SELECTED TEXT:
..............................

Media people again fail to do their job

Would it surprise any of you to learn that the media’s coverage of the President horse race accords more coverage, and more favorable coverage, to the Democratic candidates? It didn’t surprise me, but it’s still useful to see it in black and white:

Campaign coverage of the 2008 presidential election has been both biased and shallow, according to a study released today by the Project for Excellence in Journalism and Harvard University’s Shorenstein Center on the Press, Politics and Public Policy.

One party dominates, and there’s way too much partisan fluff.

Numbers reveal all: Democratic candidates were the subject of half of the 1,742 recent print, broadcast and online news stories analyzed in the research. Republicans garnered 31 percent.

“Overall, Democrats received more positive coverage than Republicans (35 percent of stories versus 26 percent), while Republicans received more negative coverage than Democrats (35 percent versus 26 percent),” the study said.

Just as interesting is the fact that, while the public really, really wants to know about the candidates’ positions on the issues and their voting records during public office, that’s not what they’re getting:

The public pines for substance. A separate survey found that 77 percent of the respondents said they wanted more solid information on candidate policies and ideas. The press did not deliver.

..............................

WHAT IS ASKED:
- a) For each statement below, say yes or no to whether it agrees with the post on campaign coverage, and quote the exact words from the post that decide it. (i) The research analyzed 1,742 news stories. (ii) Republicans received more positive coverage than Democrats. (iii) A separate survey found that 77 percent of respondents wanted more solid information on candidate policies and ideas.
- b) Transcribe a passage from the post on campaign coverage, beginning at the words "Would it surprise" and stopping after "garnered 31 percent.".
- c) Name every kind of news story that the post on campaign coverage says was included in the analyzed research.

DATA SECTION:
..............................

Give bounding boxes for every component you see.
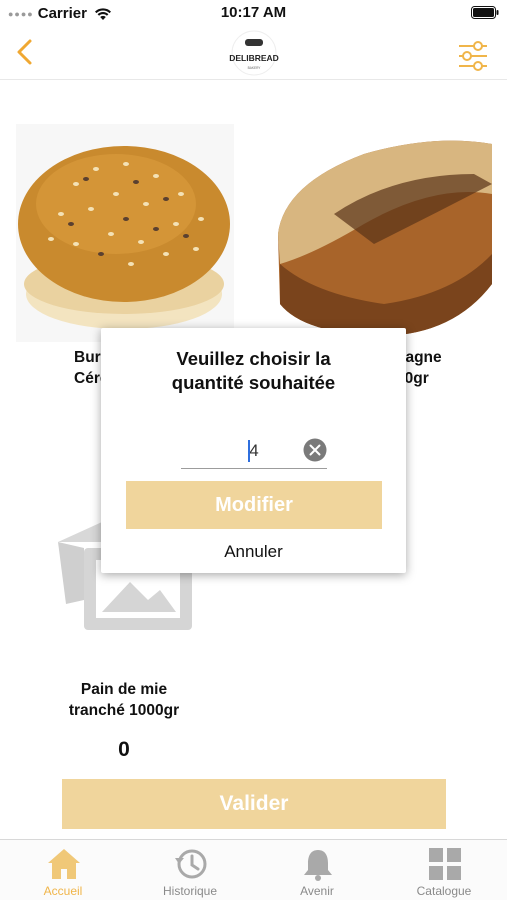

..............................

SOLUTIONS PER TASK:
- a)
(i) Yes: "Democratic candidates were the subject of half of the 1,742 recent print, broadcast and online news stories analyzed in the research."
(ii) No: "Democrats received more positive coverage than Republicans (35 percent of stories versus 26 percent)"
(iii) Yes: "A separate survey found that 77 percent of the respondents said they wanted more solid information on candidate policies and ideas."

- b)
Would it surprise any of you to learn that the media’s coverage of the President horse race accords more coverage, and more favorable coverage, to the Democratic candidates? It didn’t surprise me, but it’s still useful to see it in black and white:

Campaign coverage of the 2008 presidential election has been both biased and shallow, according to a study released today by the Project for Excellence in Journalism and Harvard University’s Shorenstein Center on the Press, Politics and Public Policy.

One party dominates, and there’s way too much partisan fluff.

Numbers reveal all: Democratic candidates were the subject of half of the 1,742 recent print, broadcast and online news stories analyzed in the research. Republicans garnered 31 percent.

- c)
Print
Broadcast
Online